> Exercise prompt
Using the listing below, extract each line that has the word "entitlement" in it.

> Provided data
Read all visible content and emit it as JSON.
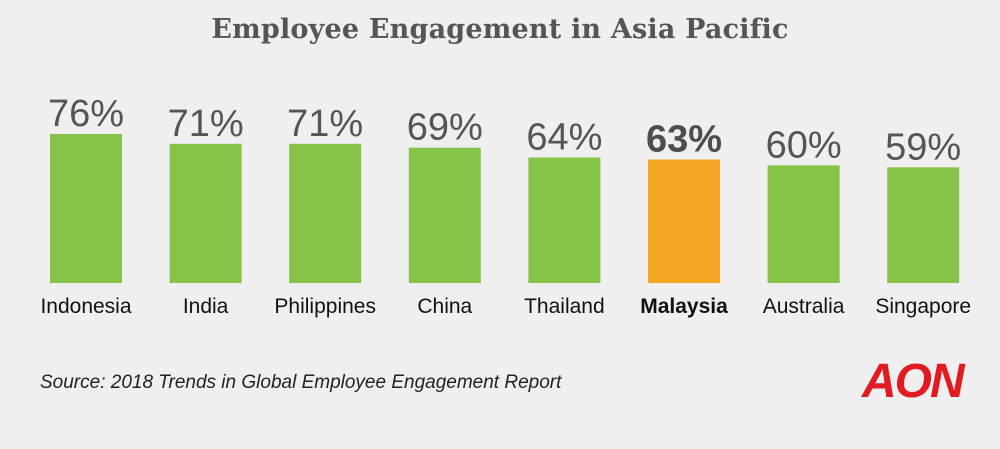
{
  "title": "Employee Engagement in Asia Pacific",
  "source": "Source: 2018 Trends in Global Employee Engagement Report",
  "logo_text": "AON",
  "colors": {
    "bar": "#86c348",
    "highlight_bar": "#f5a623",
    "value_label": "#555555",
    "highlight_value_label": "#4d4d4d",
    "category_label": "#111111",
    "logo": "#e11b22"
  },
  "chart_data": {
    "type": "bar",
    "title": "Employee Engagement in Asia Pacific",
    "categories": [
      "Indonesia",
      "India",
      "Philippines",
      "China",
      "Thailand",
      "Malaysia",
      "Australia",
      "Singapore"
    ],
    "values": [
      76,
      71,
      71,
      69,
      64,
      63,
      60,
      59
    ],
    "value_labels": [
      "76%",
      "71%",
      "71%",
      "69%",
      "64%",
      "63%",
      "60%",
      "59%"
    ],
    "highlight": "Malaysia",
    "unit": "%",
    "xlabel": "",
    "ylabel": "",
    "grid": false,
    "legend": "none"
  }
}
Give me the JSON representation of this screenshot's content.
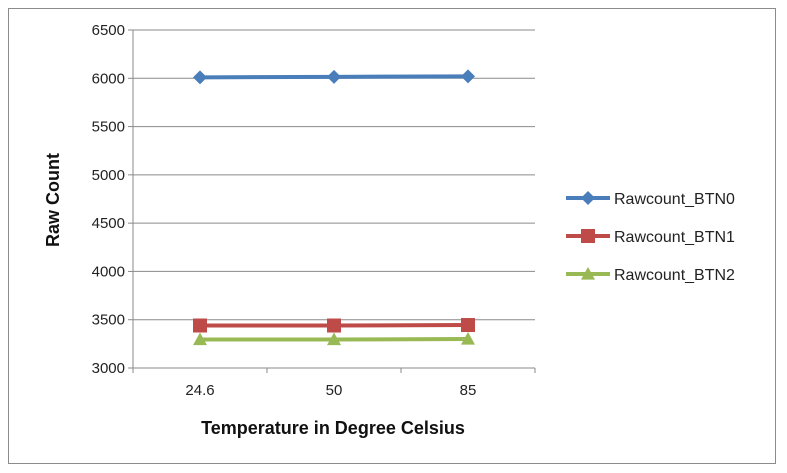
{
  "chart_data": {
    "type": "line",
    "title": "",
    "xlabel": "Temperature in Degree Celsius",
    "ylabel": "Raw Count",
    "categories": [
      "24.6",
      "50",
      "85"
    ],
    "ylim": [
      3000,
      6500
    ],
    "yticks": [
      3000,
      3500,
      4000,
      4500,
      5000,
      5500,
      6000,
      6500
    ],
    "grid": true,
    "legend_position": "right",
    "series": [
      {
        "name": "Rawcount_BTN0",
        "values": [
          6010,
          6015,
          6020
        ],
        "color": "#4a7ebb",
        "marker": "diamond"
      },
      {
        "name": "Rawcount_BTN1",
        "values": [
          3440,
          3440,
          3445
        ],
        "color": "#be4b48",
        "marker": "square"
      },
      {
        "name": "Rawcount_BTN2",
        "values": [
          3295,
          3295,
          3300
        ],
        "color": "#98b954",
        "marker": "triangle"
      }
    ]
  }
}
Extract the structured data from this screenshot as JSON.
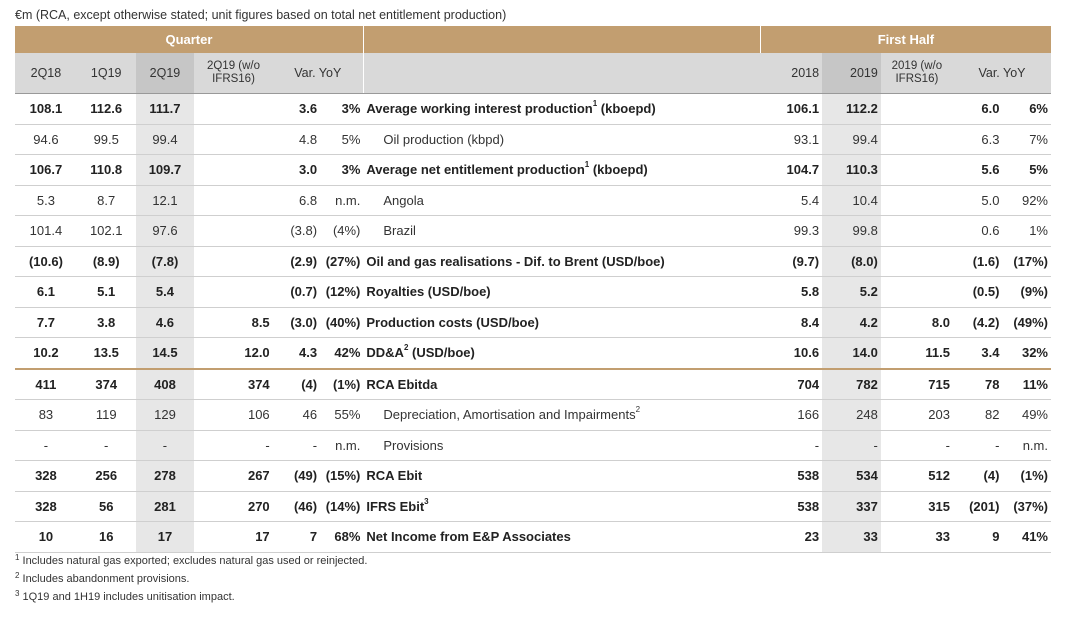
{
  "unit_note": "€m (RCA, except otherwise stated; unit figures based on total net entitlement production)",
  "header": {
    "quarter": "Quarter",
    "first_half": "First Half",
    "q_cols": [
      "2Q18",
      "1Q19",
      "2Q19"
    ],
    "q_ifrs": [
      "2Q19 (w/o",
      "IFRS16)"
    ],
    "q_var": "Var. YoY",
    "h_cols": [
      "2018",
      "2019"
    ],
    "h_ifrs": [
      "2019 (w/o",
      "IFRS16)"
    ],
    "h_var": "Var. YoY"
  },
  "rows": [
    {
      "q": [
        "108.1",
        "112.6",
        "111.7"
      ],
      "qi": "",
      "qv": [
        "3.6",
        "3%"
      ],
      "label": "Average working interest production",
      "sup": "1",
      "unit": " (kboepd)",
      "h": [
        "106.1",
        "112.2"
      ],
      "hi": "",
      "hv": [
        "6.0",
        "6%"
      ]
    },
    {
      "q": [
        "94.6",
        "99.5",
        "99.4"
      ],
      "qi": "",
      "qv": [
        "4.8",
        "5%"
      ],
      "label": "Oil production (kbpd)",
      "sup": "",
      "unit": "",
      "h": [
        "93.1",
        "99.4"
      ],
      "hi": "",
      "hv": [
        "6.3",
        "7%"
      ]
    },
    {
      "q": [
        "106.7",
        "110.8",
        "109.7"
      ],
      "qi": "",
      "qv": [
        "3.0",
        "3%"
      ],
      "label": "Average net entitlement production",
      "sup": "1",
      "unit": " (kboepd)",
      "h": [
        "104.7",
        "110.3"
      ],
      "hi": "",
      "hv": [
        "5.6",
        "5%"
      ]
    },
    {
      "q": [
        "5.3",
        "8.7",
        "12.1"
      ],
      "qi": "",
      "qv": [
        "6.8",
        "n.m."
      ],
      "label": "Angola",
      "sup": "",
      "unit": "",
      "h": [
        "5.4",
        "10.4"
      ],
      "hi": "",
      "hv": [
        "5.0",
        "92%"
      ]
    },
    {
      "q": [
        "101.4",
        "102.1",
        "97.6"
      ],
      "qi": "",
      "qv": [
        "(3.8)",
        "(4%)"
      ],
      "label": "Brazil",
      "sup": "",
      "unit": "",
      "h": [
        "99.3",
        "99.8"
      ],
      "hi": "",
      "hv": [
        "0.6",
        "1%"
      ]
    },
    {
      "q": [
        "(10.6)",
        "(8.9)",
        "(7.8)"
      ],
      "qi": "",
      "qv": [
        "(2.9)",
        "(27%)"
      ],
      "label": "Oil and gas realisations - Dif. to Brent (USD/boe)",
      "sup": "",
      "unit": "",
      "h": [
        "(9.7)",
        "(8.0)"
      ],
      "hi": "",
      "hv": [
        "(1.6)",
        "(17%)"
      ]
    },
    {
      "q": [
        "6.1",
        "5.1",
        "5.4"
      ],
      "qi": "",
      "qv": [
        "(0.7)",
        "(12%)"
      ],
      "label": "Royalties (USD/boe)",
      "sup": "",
      "unit": "",
      "h": [
        "5.8",
        "5.2"
      ],
      "hi": "",
      "hv": [
        "(0.5)",
        "(9%)"
      ]
    },
    {
      "q": [
        "7.7",
        "3.8",
        "4.6"
      ],
      "qi": "8.5",
      "qv": [
        "(3.0)",
        "(40%)"
      ],
      "label": "Production costs (USD/boe)",
      "sup": "",
      "unit": "",
      "h": [
        "8.4",
        "4.2"
      ],
      "hi": "8.0",
      "hv": [
        "(4.2)",
        "(49%)"
      ]
    },
    {
      "q": [
        "10.2",
        "13.5",
        "14.5"
      ],
      "qi": "12.0",
      "qv": [
        "4.3",
        "42%"
      ],
      "label": "DD&A",
      "sup": "2",
      "unit": " (USD/boe)",
      "h": [
        "10.6",
        "14.0"
      ],
      "hi": "11.5",
      "hv": [
        "3.4",
        "32%"
      ]
    },
    {
      "q": [
        "411",
        "374",
        "408"
      ],
      "qi": "374",
      "qv": [
        "(4)",
        "(1%)"
      ],
      "label": "RCA Ebitda",
      "sup": "",
      "unit": "",
      "h": [
        "704",
        "782"
      ],
      "hi": "715",
      "hv": [
        "78",
        "11%"
      ]
    },
    {
      "q": [
        "83",
        "119",
        "129"
      ],
      "qi": "106",
      "qv": [
        "46",
        "55%"
      ],
      "label": "Depreciation, Amortisation and Impairments",
      "sup": "2",
      "unit": "",
      "h": [
        "166",
        "248"
      ],
      "hi": "203",
      "hv": [
        "82",
        "49%"
      ]
    },
    {
      "q": [
        "-",
        "-",
        "-"
      ],
      "qi": "-",
      "qv": [
        "-",
        "n.m."
      ],
      "label": "Provisions",
      "sup": "",
      "unit": "",
      "h": [
        "-",
        "-"
      ],
      "hi": "-",
      "hv": [
        "-",
        "n.m."
      ]
    },
    {
      "q": [
        "328",
        "256",
        "278"
      ],
      "qi": "267",
      "qv": [
        "(49)",
        "(15%)"
      ],
      "label": "RCA Ebit",
      "sup": "",
      "unit": "",
      "h": [
        "538",
        "534"
      ],
      "hi": "512",
      "hv": [
        "(4)",
        "(1%)"
      ]
    },
    {
      "q": [
        "328",
        "56",
        "281"
      ],
      "qi": "270",
      "qv": [
        "(46)",
        "(14%)"
      ],
      "label": "IFRS Ebit",
      "sup": "3",
      "unit": "",
      "h": [
        "538",
        "337"
      ],
      "hi": "315",
      "hv": [
        "(201)",
        "(37%)"
      ]
    },
    {
      "q": [
        "10",
        "16",
        "17"
      ],
      "qi": "17",
      "qv": [
        "7",
        "68%"
      ],
      "label": "Net Income from E&P Associates",
      "sup": "",
      "unit": "",
      "h": [
        "23",
        "33"
      ],
      "hi": "33",
      "hv": [
        "9",
        "41%"
      ]
    }
  ],
  "footnotes": [
    {
      "num": "1",
      "text": " Includes natural gas exported; excludes natural gas used or reinjected."
    },
    {
      "num": "2",
      "text": " Includes abandonment provisions."
    },
    {
      "num": "3",
      "text": " 1Q19 and 1H19 includes unitisation impact."
    }
  ]
}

> Written response
  "unit_note": "€m (RCA, except otherwise stated; unit figures based on total net entitlement production)",
      "label": "Average net entitlement production",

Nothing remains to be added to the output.